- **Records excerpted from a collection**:
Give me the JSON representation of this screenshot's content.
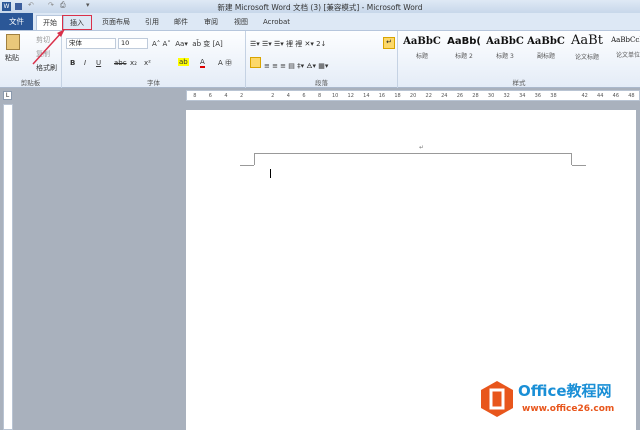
{
  "window": {
    "title": "新建 Microsoft Word 文档 (3) [兼容模式] - Microsoft Word"
  },
  "tabs": {
    "file": "文件",
    "items": [
      "开始",
      "插入",
      "页面布局",
      "引用",
      "邮件",
      "审阅",
      "视图",
      "Acrobat"
    ]
  },
  "clipboard": {
    "paste": "粘贴",
    "cut": "剪切",
    "copy": "复制",
    "format_painter": "格式刷",
    "label": "剪贴板"
  },
  "font": {
    "name": "宋体",
    "size": "10",
    "bold": "B",
    "italic": "I",
    "underline": "U",
    "strike": "abc",
    "sub": "x₂",
    "sup": "x²",
    "label": "字体"
  },
  "paragraph": {
    "label": "段落"
  },
  "styles": {
    "items": [
      {
        "sample": "AaBbC",
        "name": "标题"
      },
      {
        "sample": "AaBb(",
        "name": "标题 2"
      },
      {
        "sample": "AaBbC",
        "name": "标题 3"
      },
      {
        "sample": "AaBbC",
        "name": "副标题"
      },
      {
        "sample": "AaBt",
        "name": "论文标题"
      },
      {
        "sample": "AaBbCcD",
        "name": "论文单位"
      }
    ],
    "label": "样式"
  },
  "ruler": {
    "ticks": [
      "8",
      "6",
      "4",
      "2",
      "",
      "2",
      "4",
      "6",
      "8",
      "10",
      "12",
      "14",
      "16",
      "18",
      "20",
      "22",
      "24",
      "26",
      "28",
      "30",
      "32",
      "34",
      "36",
      "38",
      "",
      "42",
      "44",
      "46",
      "48"
    ]
  },
  "watermark": {
    "brand": "Office教程网",
    "url": "www.office26.com"
  },
  "colors": {
    "file_tab": "#2b5797",
    "insert_highlight": "#d9304a",
    "logo": "#e8561c"
  }
}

- **YOUR GOAL**: Exclude every picture and copy the remaining data exactly.

- **FINAL RESULT**:
Give me the JSON representation of this screenshot's content.
{
  "window": {
    "title": "新建 Microsoft Word 文档 (3) [兼容模式] - Microsoft Word"
  },
  "tabs": {
    "file": "文件",
    "items": [
      "开始",
      "插入",
      "页面布局",
      "引用",
      "邮件",
      "审阅",
      "视图",
      "Acrobat"
    ]
  },
  "clipboard": {
    "paste": "粘贴",
    "cut": "剪切",
    "copy": "复制",
    "format_painter": "格式刷",
    "label": "剪贴板"
  },
  "font": {
    "name": "宋体",
    "size": "10",
    "bold": "B",
    "italic": "I",
    "underline": "U",
    "strike": "abc",
    "sub": "x₂",
    "sup": "x²",
    "label": "字体"
  },
  "paragraph": {
    "label": "段落"
  },
  "styles": {
    "items": [
      {
        "sample": "AaBbC",
        "name": "标题"
      },
      {
        "sample": "AaBb(",
        "name": "标题 2"
      },
      {
        "sample": "AaBbC",
        "name": "标题 3"
      },
      {
        "sample": "AaBbC",
        "name": "副标题"
      },
      {
        "sample": "AaBt",
        "name": "论文标题"
      },
      {
        "sample": "AaBbCcD",
        "name": "论文单位"
      }
    ],
    "label": "样式"
  },
  "ruler": {
    "ticks": [
      "8",
      "6",
      "4",
      "2",
      "",
      "2",
      "4",
      "6",
      "8",
      "10",
      "12",
      "14",
      "16",
      "18",
      "20",
      "22",
      "24",
      "26",
      "28",
      "30",
      "32",
      "34",
      "36",
      "38",
      "",
      "42",
      "44",
      "46",
      "48"
    ]
  },
  "watermark": {
    "brand": "Office教程网",
    "url": "www.office26.com"
  },
  "colors": {
    "file_tab": "#2b5797",
    "insert_highlight": "#d9304a",
    "logo": "#e8561c"
  }
}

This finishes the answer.